BEGIN Record excerpts
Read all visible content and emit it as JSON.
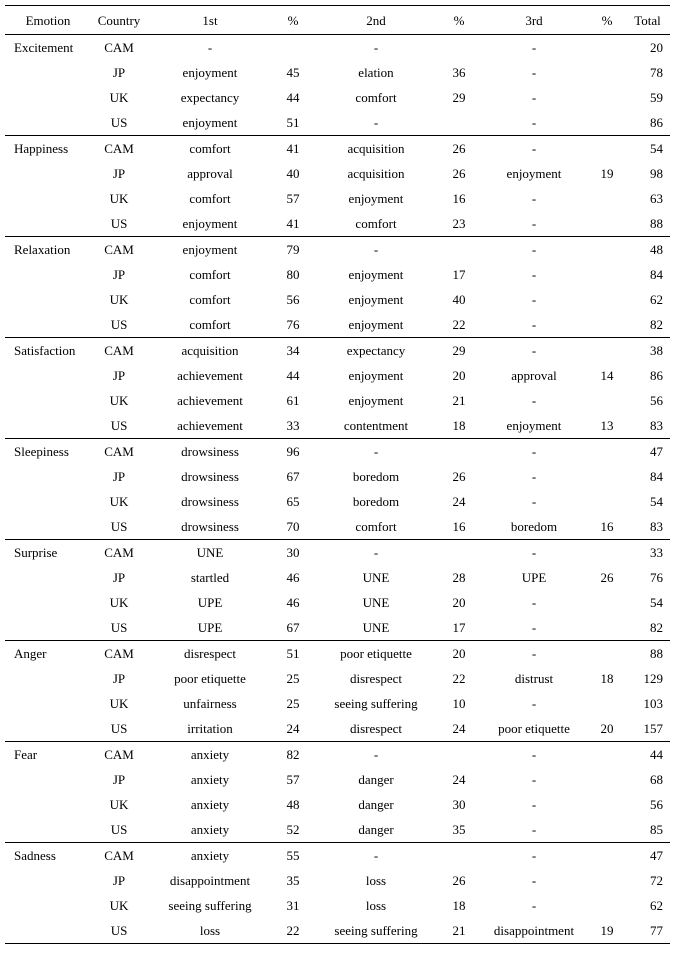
{
  "table": {
    "headers": [
      "Emotion",
      "Country",
      "1st",
      "%",
      "2nd",
      "%",
      "3rd",
      "%",
      "Total"
    ],
    "groups": [
      {
        "emotion": "Excitement",
        "rows": [
          {
            "country": "CAM",
            "first": "-",
            "first_pct": "",
            "second": "-",
            "second_pct": "",
            "third": "-",
            "third_pct": "",
            "total": "20"
          },
          {
            "country": "JP",
            "first": "enjoyment",
            "first_pct": "45",
            "second": "elation",
            "second_pct": "36",
            "third": "-",
            "third_pct": "",
            "total": "78"
          },
          {
            "country": "UK",
            "first": "expectancy",
            "first_pct": "44",
            "second": "comfort",
            "second_pct": "29",
            "third": "-",
            "third_pct": "",
            "total": "59"
          },
          {
            "country": "US",
            "first": "enjoyment",
            "first_pct": "51",
            "second": "-",
            "second_pct": "",
            "third": "-",
            "third_pct": "",
            "total": "86"
          }
        ]
      },
      {
        "emotion": "Happiness",
        "rows": [
          {
            "country": "CAM",
            "first": "comfort",
            "first_pct": "41",
            "second": "acquisition",
            "second_pct": "26",
            "third": "-",
            "third_pct": "",
            "total": "54"
          },
          {
            "country": "JP",
            "first": "approval",
            "first_pct": "40",
            "second": "acquisition",
            "second_pct": "26",
            "third": "enjoyment",
            "third_pct": "19",
            "total": "98"
          },
          {
            "country": "UK",
            "first": "comfort",
            "first_pct": "57",
            "second": "enjoyment",
            "second_pct": "16",
            "third": "-",
            "third_pct": "",
            "total": "63"
          },
          {
            "country": "US",
            "first": "enjoyment",
            "first_pct": "41",
            "second": "comfort",
            "second_pct": "23",
            "third": "-",
            "third_pct": "",
            "total": "88"
          }
        ]
      },
      {
        "emotion": "Relaxation",
        "rows": [
          {
            "country": "CAM",
            "first": "enjoyment",
            "first_pct": "79",
            "second": "-",
            "second_pct": "",
            "third": "-",
            "third_pct": "",
            "total": "48"
          },
          {
            "country": "JP",
            "first": "comfort",
            "first_pct": "80",
            "second": "enjoyment",
            "second_pct": "17",
            "third": "-",
            "third_pct": "",
            "total": "84"
          },
          {
            "country": "UK",
            "first": "comfort",
            "first_pct": "56",
            "second": "enjoyment",
            "second_pct": "40",
            "third": "-",
            "third_pct": "",
            "total": "62"
          },
          {
            "country": "US",
            "first": "comfort",
            "first_pct": "76",
            "second": "enjoyment",
            "second_pct": "22",
            "third": "-",
            "third_pct": "",
            "total": "82"
          }
        ]
      },
      {
        "emotion": "Satisfaction",
        "rows": [
          {
            "country": "CAM",
            "first": "acquisition",
            "first_pct": "34",
            "second": "expectancy",
            "second_pct": "29",
            "third": "-",
            "third_pct": "",
            "total": "38"
          },
          {
            "country": "JP",
            "first": "achievement",
            "first_pct": "44",
            "second": "enjoyment",
            "second_pct": "20",
            "third": "approval",
            "third_pct": "14",
            "total": "86"
          },
          {
            "country": "UK",
            "first": "achievement",
            "first_pct": "61",
            "second": "enjoyment",
            "second_pct": "21",
            "third": "-",
            "third_pct": "",
            "total": "56"
          },
          {
            "country": "US",
            "first": "achievement",
            "first_pct": "33",
            "second": "contentment",
            "second_pct": "18",
            "third": "enjoyment",
            "third_pct": "13",
            "total": "83"
          }
        ]
      },
      {
        "emotion": "Sleepiness",
        "rows": [
          {
            "country": "CAM",
            "first": "drowsiness",
            "first_pct": "96",
            "second": "-",
            "second_pct": "",
            "third": "-",
            "third_pct": "",
            "total": "47"
          },
          {
            "country": "JP",
            "first": "drowsiness",
            "first_pct": "67",
            "second": "boredom",
            "second_pct": "26",
            "third": "-",
            "third_pct": "",
            "total": "84"
          },
          {
            "country": "UK",
            "first": "drowsiness",
            "first_pct": "65",
            "second": "boredom",
            "second_pct": "24",
            "third": "-",
            "third_pct": "",
            "total": "54"
          },
          {
            "country": "US",
            "first": "drowsiness",
            "first_pct": "70",
            "second": "comfort",
            "second_pct": "16",
            "third": "boredom",
            "third_pct": "16",
            "total": "83"
          }
        ]
      },
      {
        "emotion": "Surprise",
        "rows": [
          {
            "country": "CAM",
            "first": "UNE",
            "first_pct": "30",
            "second": "-",
            "second_pct": "",
            "third": "-",
            "third_pct": "",
            "total": "33"
          },
          {
            "country": "JP",
            "first": "startled",
            "first_pct": "46",
            "second": "UNE",
            "second_pct": "28",
            "third": "UPE",
            "third_pct": "26",
            "total": "76"
          },
          {
            "country": "UK",
            "first": "UPE",
            "first_pct": "46",
            "second": "UNE",
            "second_pct": "20",
            "third": "-",
            "third_pct": "",
            "total": "54"
          },
          {
            "country": "US",
            "first": "UPE",
            "first_pct": "67",
            "second": "UNE",
            "second_pct": "17",
            "third": "-",
            "third_pct": "",
            "total": "82"
          }
        ]
      },
      {
        "emotion": "Anger",
        "rows": [
          {
            "country": "CAM",
            "first": "disrespect",
            "first_pct": "51",
            "second": "poor etiquette",
            "second_pct": "20",
            "third": "-",
            "third_pct": "",
            "total": "88"
          },
          {
            "country": "JP",
            "first": "poor etiquette",
            "first_pct": "25",
            "second": "disrespect",
            "second_pct": "22",
            "third": "distrust",
            "third_pct": "18",
            "total": "129"
          },
          {
            "country": "UK",
            "first": "unfairness",
            "first_pct": "25",
            "second": "seeing suffering",
            "second_pct": "10",
            "third": "-",
            "third_pct": "",
            "total": "103"
          },
          {
            "country": "US",
            "first": "irritation",
            "first_pct": "24",
            "second": "disrespect",
            "second_pct": "24",
            "third": "poor etiquette",
            "third_pct": "20",
            "total": "157"
          }
        ]
      },
      {
        "emotion": "Fear",
        "rows": [
          {
            "country": "CAM",
            "first": "anxiety",
            "first_pct": "82",
            "second": "-",
            "second_pct": "",
            "third": "-",
            "third_pct": "",
            "total": "44"
          },
          {
            "country": "JP",
            "first": "anxiety",
            "first_pct": "57",
            "second": "danger",
            "second_pct": "24",
            "third": "-",
            "third_pct": "",
            "total": "68"
          },
          {
            "country": "UK",
            "first": "anxiety",
            "first_pct": "48",
            "second": "danger",
            "second_pct": "30",
            "third": "-",
            "third_pct": "",
            "total": "56"
          },
          {
            "country": "US",
            "first": "anxiety",
            "first_pct": "52",
            "second": "danger",
            "second_pct": "35",
            "third": "-",
            "third_pct": "",
            "total": "85"
          }
        ]
      },
      {
        "emotion": "Sadness",
        "rows": [
          {
            "country": "CAM",
            "first": "anxiety",
            "first_pct": "55",
            "second": "-",
            "second_pct": "",
            "third": "-",
            "third_pct": "",
            "total": "47"
          },
          {
            "country": "JP",
            "first": "disappointment",
            "first_pct": "35",
            "second": "loss",
            "second_pct": "26",
            "third": "-",
            "third_pct": "",
            "total": "72"
          },
          {
            "country": "UK",
            "first": "seeing suffering",
            "first_pct": "31",
            "second": "loss",
            "second_pct": "18",
            "third": "-",
            "third_pct": "",
            "total": "62"
          },
          {
            "country": "US",
            "first": "loss",
            "first_pct": "22",
            "second": "seeing suffering",
            "second_pct": "21",
            "third": "disappointment",
            "third_pct": "19",
            "total": "77"
          }
        ]
      }
    ]
  }
}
END Record excerpts
» **What you have to do**
Give an exact copy of the material, leaving out every picture.

» **Result of this task**
Read all visible content and emit it as JSON.
{
  "table": {
    "headers": [
      "Emotion",
      "Country",
      "1st",
      "%",
      "2nd",
      "%",
      "3rd",
      "%",
      "Total"
    ],
    "groups": [
      {
        "emotion": "Excitement",
        "rows": [
          {
            "country": "CAM",
            "first": "-",
            "first_pct": "",
            "second": "-",
            "second_pct": "",
            "third": "-",
            "third_pct": "",
            "total": "20"
          },
          {
            "country": "JP",
            "first": "enjoyment",
            "first_pct": "45",
            "second": "elation",
            "second_pct": "36",
            "third": "-",
            "third_pct": "",
            "total": "78"
          },
          {
            "country": "UK",
            "first": "expectancy",
            "first_pct": "44",
            "second": "comfort",
            "second_pct": "29",
            "third": "-",
            "third_pct": "",
            "total": "59"
          },
          {
            "country": "US",
            "first": "enjoyment",
            "first_pct": "51",
            "second": "-",
            "second_pct": "",
            "third": "-",
            "third_pct": "",
            "total": "86"
          }
        ]
      },
      {
        "emotion": "Happiness",
        "rows": [
          {
            "country": "CAM",
            "first": "comfort",
            "first_pct": "41",
            "second": "acquisition",
            "second_pct": "26",
            "third": "-",
            "third_pct": "",
            "total": "54"
          },
          {
            "country": "JP",
            "first": "approval",
            "first_pct": "40",
            "second": "acquisition",
            "second_pct": "26",
            "third": "enjoyment",
            "third_pct": "19",
            "total": "98"
          },
          {
            "country": "UK",
            "first": "comfort",
            "first_pct": "57",
            "second": "enjoyment",
            "second_pct": "16",
            "third": "-",
            "third_pct": "",
            "total": "63"
          },
          {
            "country": "US",
            "first": "enjoyment",
            "first_pct": "41",
            "second": "comfort",
            "second_pct": "23",
            "third": "-",
            "third_pct": "",
            "total": "88"
          }
        ]
      },
      {
        "emotion": "Relaxation",
        "rows": [
          {
            "country": "CAM",
            "first": "enjoyment",
            "first_pct": "79",
            "second": "-",
            "second_pct": "",
            "third": "-",
            "third_pct": "",
            "total": "48"
          },
          {
            "country": "JP",
            "first": "comfort",
            "first_pct": "80",
            "second": "enjoyment",
            "second_pct": "17",
            "third": "-",
            "third_pct": "",
            "total": "84"
          },
          {
            "country": "UK",
            "first": "comfort",
            "first_pct": "56",
            "second": "enjoyment",
            "second_pct": "40",
            "third": "-",
            "third_pct": "",
            "total": "62"
          },
          {
            "country": "US",
            "first": "comfort",
            "first_pct": "76",
            "second": "enjoyment",
            "second_pct": "22",
            "third": "-",
            "third_pct": "",
            "total": "82"
          }
        ]
      },
      {
        "emotion": "Satisfaction",
        "rows": [
          {
            "country": "CAM",
            "first": "acquisition",
            "first_pct": "34",
            "second": "expectancy",
            "second_pct": "29",
            "third": "-",
            "third_pct": "",
            "total": "38"
          },
          {
            "country": "JP",
            "first": "achievement",
            "first_pct": "44",
            "second": "enjoyment",
            "second_pct": "20",
            "third": "approval",
            "third_pct": "14",
            "total": "86"
          },
          {
            "country": "UK",
            "first": "achievement",
            "first_pct": "61",
            "second": "enjoyment",
            "second_pct": "21",
            "third": "-",
            "third_pct": "",
            "total": "56"
          },
          {
            "country": "US",
            "first": "achievement",
            "first_pct": "33",
            "second": "contentment",
            "second_pct": "18",
            "third": "enjoyment",
            "third_pct": "13",
            "total": "83"
          }
        ]
      },
      {
        "emotion": "Sleepiness",
        "rows": [
          {
            "country": "CAM",
            "first": "drowsiness",
            "first_pct": "96",
            "second": "-",
            "second_pct": "",
            "third": "-",
            "third_pct": "",
            "total": "47"
          },
          {
            "country": "JP",
            "first": "drowsiness",
            "first_pct": "67",
            "second": "boredom",
            "second_pct": "26",
            "third": "-",
            "third_pct": "",
            "total": "84"
          },
          {
            "country": "UK",
            "first": "drowsiness",
            "first_pct": "65",
            "second": "boredom",
            "second_pct": "24",
            "third": "-",
            "third_pct": "",
            "total": "54"
          },
          {
            "country": "US",
            "first": "drowsiness",
            "first_pct": "70",
            "second": "comfort",
            "second_pct": "16",
            "third": "boredom",
            "third_pct": "16",
            "total": "83"
          }
        ]
      },
      {
        "emotion": "Surprise",
        "rows": [
          {
            "country": "CAM",
            "first": "UNE",
            "first_pct": "30",
            "second": "-",
            "second_pct": "",
            "third": "-",
            "third_pct": "",
            "total": "33"
          },
          {
            "country": "JP",
            "first": "startled",
            "first_pct": "46",
            "second": "UNE",
            "second_pct": "28",
            "third": "UPE",
            "third_pct": "26",
            "total": "76"
          },
          {
            "country": "UK",
            "first": "UPE",
            "first_pct": "46",
            "second": "UNE",
            "second_pct": "20",
            "third": "-",
            "third_pct": "",
            "total": "54"
          },
          {
            "country": "US",
            "first": "UPE",
            "first_pct": "67",
            "second": "UNE",
            "second_pct": "17",
            "third": "-",
            "third_pct": "",
            "total": "82"
          }
        ]
      },
      {
        "emotion": "Anger",
        "rows": [
          {
            "country": "CAM",
            "first": "disrespect",
            "first_pct": "51",
            "second": "poor etiquette",
            "second_pct": "20",
            "third": "-",
            "third_pct": "",
            "total": "88"
          },
          {
            "country": "JP",
            "first": "poor etiquette",
            "first_pct": "25",
            "second": "disrespect",
            "second_pct": "22",
            "third": "distrust",
            "third_pct": "18",
            "total": "129"
          },
          {
            "country": "UK",
            "first": "unfairness",
            "first_pct": "25",
            "second": "seeing suffering",
            "second_pct": "10",
            "third": "-",
            "third_pct": "",
            "total": "103"
          },
          {
            "country": "US",
            "first": "irritation",
            "first_pct": "24",
            "second": "disrespect",
            "second_pct": "24",
            "third": "poor etiquette",
            "third_pct": "20",
            "total": "157"
          }
        ]
      },
      {
        "emotion": "Fear",
        "rows": [
          {
            "country": "CAM",
            "first": "anxiety",
            "first_pct": "82",
            "second": "-",
            "second_pct": "",
            "third": "-",
            "third_pct": "",
            "total": "44"
          },
          {
            "country": "JP",
            "first": "anxiety",
            "first_pct": "57",
            "second": "danger",
            "second_pct": "24",
            "third": "-",
            "third_pct": "",
            "total": "68"
          },
          {
            "country": "UK",
            "first": "anxiety",
            "first_pct": "48",
            "second": "danger",
            "second_pct": "30",
            "third": "-",
            "third_pct": "",
            "total": "56"
          },
          {
            "country": "US",
            "first": "anxiety",
            "first_pct": "52",
            "second": "danger",
            "second_pct": "35",
            "third": "-",
            "third_pct": "",
            "total": "85"
          }
        ]
      },
      {
        "emotion": "Sadness",
        "rows": [
          {
            "country": "CAM",
            "first": "anxiety",
            "first_pct": "55",
            "second": "-",
            "second_pct": "",
            "third": "-",
            "third_pct": "",
            "total": "47"
          },
          {
            "country": "JP",
            "first": "disappointment",
            "first_pct": "35",
            "second": "loss",
            "second_pct": "26",
            "third": "-",
            "third_pct": "",
            "total": "72"
          },
          {
            "country": "UK",
            "first": "seeing suffering",
            "first_pct": "31",
            "second": "loss",
            "second_pct": "18",
            "third": "-",
            "third_pct": "",
            "total": "62"
          },
          {
            "country": "US",
            "first": "loss",
            "first_pct": "22",
            "second": "seeing suffering",
            "second_pct": "21",
            "third": "disappointment",
            "third_pct": "19",
            "total": "77"
          }
        ]
      }
    ]
  }
}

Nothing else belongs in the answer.